#### EXERCISE OBJECTIVE
Count up the lines in the following listing that hold the word "image", then give only that count.

Raw records
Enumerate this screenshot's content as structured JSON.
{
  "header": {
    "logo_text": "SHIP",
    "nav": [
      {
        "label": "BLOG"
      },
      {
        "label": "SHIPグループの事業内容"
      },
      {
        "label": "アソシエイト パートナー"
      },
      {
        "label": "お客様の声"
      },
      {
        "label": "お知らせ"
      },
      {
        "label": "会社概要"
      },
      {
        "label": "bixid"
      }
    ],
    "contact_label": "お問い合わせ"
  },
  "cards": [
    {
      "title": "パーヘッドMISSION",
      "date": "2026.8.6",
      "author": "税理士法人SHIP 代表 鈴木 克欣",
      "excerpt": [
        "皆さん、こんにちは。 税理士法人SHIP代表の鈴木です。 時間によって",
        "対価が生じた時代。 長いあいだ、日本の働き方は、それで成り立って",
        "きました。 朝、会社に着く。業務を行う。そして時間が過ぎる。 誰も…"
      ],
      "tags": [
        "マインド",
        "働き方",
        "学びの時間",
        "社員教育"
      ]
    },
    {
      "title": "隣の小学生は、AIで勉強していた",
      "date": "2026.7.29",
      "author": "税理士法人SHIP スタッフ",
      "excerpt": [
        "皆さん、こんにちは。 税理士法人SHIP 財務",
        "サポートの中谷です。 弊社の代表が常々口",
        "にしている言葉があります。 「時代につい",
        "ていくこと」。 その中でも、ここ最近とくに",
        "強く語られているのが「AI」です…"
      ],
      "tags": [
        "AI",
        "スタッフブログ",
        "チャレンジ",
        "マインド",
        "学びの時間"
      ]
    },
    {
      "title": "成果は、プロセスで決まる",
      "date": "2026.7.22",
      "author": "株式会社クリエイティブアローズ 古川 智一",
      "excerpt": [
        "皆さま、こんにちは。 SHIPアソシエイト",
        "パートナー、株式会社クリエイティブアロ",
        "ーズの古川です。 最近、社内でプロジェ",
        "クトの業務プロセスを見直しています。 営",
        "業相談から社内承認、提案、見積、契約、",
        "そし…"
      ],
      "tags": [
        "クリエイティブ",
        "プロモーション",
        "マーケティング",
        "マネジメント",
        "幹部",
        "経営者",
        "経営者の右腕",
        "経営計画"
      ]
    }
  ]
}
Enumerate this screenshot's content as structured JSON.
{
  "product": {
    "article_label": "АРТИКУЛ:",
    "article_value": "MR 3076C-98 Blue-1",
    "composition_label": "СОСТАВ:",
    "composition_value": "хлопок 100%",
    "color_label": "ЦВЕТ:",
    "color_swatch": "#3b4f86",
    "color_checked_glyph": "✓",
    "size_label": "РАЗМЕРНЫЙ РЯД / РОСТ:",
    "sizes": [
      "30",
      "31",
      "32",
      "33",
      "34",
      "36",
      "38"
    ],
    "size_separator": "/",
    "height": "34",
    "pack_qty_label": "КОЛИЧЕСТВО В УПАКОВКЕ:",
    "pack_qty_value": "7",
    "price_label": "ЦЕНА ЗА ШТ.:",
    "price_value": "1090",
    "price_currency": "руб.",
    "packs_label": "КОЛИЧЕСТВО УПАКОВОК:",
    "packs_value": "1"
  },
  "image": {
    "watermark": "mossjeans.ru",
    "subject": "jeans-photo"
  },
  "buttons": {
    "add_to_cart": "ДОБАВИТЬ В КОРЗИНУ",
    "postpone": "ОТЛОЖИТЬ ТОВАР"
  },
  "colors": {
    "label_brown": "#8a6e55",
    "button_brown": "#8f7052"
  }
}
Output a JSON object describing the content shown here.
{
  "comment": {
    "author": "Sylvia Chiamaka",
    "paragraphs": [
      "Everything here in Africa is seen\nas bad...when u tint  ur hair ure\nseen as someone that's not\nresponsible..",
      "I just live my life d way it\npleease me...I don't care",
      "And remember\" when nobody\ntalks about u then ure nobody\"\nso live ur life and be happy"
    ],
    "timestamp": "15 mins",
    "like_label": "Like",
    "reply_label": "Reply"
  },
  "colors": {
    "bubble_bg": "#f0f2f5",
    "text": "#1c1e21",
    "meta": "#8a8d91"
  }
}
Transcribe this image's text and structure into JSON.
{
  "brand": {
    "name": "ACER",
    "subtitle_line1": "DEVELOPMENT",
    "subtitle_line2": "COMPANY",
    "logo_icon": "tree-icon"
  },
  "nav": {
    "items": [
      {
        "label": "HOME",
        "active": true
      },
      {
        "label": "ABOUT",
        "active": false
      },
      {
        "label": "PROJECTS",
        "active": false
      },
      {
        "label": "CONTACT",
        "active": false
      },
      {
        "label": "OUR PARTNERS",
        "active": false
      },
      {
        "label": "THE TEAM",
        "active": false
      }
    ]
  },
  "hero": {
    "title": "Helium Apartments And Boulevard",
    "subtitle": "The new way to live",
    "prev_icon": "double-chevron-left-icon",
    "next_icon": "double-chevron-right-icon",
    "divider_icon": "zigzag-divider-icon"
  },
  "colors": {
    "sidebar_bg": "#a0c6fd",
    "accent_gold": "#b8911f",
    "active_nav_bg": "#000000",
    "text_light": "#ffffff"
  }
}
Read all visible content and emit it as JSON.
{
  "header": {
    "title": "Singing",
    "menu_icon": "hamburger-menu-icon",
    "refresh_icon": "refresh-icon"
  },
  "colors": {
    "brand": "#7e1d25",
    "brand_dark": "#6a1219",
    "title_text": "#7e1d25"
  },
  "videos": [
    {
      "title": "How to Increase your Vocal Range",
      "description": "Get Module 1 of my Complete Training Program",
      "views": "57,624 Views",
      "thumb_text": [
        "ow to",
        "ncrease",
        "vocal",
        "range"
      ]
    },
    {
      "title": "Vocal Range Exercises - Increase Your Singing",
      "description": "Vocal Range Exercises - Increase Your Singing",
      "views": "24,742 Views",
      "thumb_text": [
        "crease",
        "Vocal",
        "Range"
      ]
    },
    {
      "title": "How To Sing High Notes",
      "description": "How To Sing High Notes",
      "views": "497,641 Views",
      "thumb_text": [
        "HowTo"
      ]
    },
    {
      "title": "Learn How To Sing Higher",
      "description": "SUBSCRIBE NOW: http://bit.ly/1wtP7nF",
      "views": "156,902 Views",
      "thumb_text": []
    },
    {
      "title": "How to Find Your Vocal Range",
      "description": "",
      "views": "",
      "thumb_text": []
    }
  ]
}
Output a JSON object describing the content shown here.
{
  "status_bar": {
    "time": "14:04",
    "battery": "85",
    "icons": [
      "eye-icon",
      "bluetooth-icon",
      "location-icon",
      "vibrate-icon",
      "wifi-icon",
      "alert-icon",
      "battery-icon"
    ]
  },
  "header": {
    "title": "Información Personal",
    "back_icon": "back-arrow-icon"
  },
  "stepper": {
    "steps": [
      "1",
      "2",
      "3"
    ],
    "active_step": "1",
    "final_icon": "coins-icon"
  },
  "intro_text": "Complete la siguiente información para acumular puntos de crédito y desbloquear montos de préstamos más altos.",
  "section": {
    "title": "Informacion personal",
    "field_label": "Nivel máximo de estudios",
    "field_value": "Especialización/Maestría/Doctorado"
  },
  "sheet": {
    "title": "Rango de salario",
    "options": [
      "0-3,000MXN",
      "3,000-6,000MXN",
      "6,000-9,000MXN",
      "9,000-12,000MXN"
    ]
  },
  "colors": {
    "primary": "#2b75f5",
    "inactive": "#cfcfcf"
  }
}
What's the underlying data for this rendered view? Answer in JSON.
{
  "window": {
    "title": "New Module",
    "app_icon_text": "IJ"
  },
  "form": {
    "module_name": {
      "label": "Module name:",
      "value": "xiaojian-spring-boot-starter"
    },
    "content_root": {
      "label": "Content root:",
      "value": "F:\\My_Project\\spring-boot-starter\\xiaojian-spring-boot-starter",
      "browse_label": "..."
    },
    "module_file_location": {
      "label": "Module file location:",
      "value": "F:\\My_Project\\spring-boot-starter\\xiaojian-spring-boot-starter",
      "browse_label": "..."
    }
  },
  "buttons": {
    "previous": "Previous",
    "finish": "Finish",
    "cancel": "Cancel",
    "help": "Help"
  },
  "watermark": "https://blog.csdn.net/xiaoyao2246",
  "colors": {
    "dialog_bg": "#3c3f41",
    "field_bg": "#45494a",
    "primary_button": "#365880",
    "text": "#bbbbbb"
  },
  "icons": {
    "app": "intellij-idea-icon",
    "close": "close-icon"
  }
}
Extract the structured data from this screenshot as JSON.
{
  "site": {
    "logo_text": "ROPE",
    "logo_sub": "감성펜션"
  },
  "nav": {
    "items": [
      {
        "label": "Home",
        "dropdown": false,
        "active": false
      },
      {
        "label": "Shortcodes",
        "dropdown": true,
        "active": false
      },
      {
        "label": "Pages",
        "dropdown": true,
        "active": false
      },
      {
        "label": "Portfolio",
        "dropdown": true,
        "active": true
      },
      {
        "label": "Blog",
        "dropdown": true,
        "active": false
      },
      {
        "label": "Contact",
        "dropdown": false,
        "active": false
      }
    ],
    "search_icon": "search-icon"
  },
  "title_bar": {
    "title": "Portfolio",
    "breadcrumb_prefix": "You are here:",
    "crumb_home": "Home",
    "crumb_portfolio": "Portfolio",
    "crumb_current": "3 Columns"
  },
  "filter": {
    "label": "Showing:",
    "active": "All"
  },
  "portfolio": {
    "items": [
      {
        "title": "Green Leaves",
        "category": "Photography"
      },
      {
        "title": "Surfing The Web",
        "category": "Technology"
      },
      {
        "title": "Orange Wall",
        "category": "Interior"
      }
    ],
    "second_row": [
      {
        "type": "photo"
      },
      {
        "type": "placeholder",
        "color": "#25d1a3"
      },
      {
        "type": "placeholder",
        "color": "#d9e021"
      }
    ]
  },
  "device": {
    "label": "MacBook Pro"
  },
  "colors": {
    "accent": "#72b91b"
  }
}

#### OUTPUT FOR THIS EXERCISE
2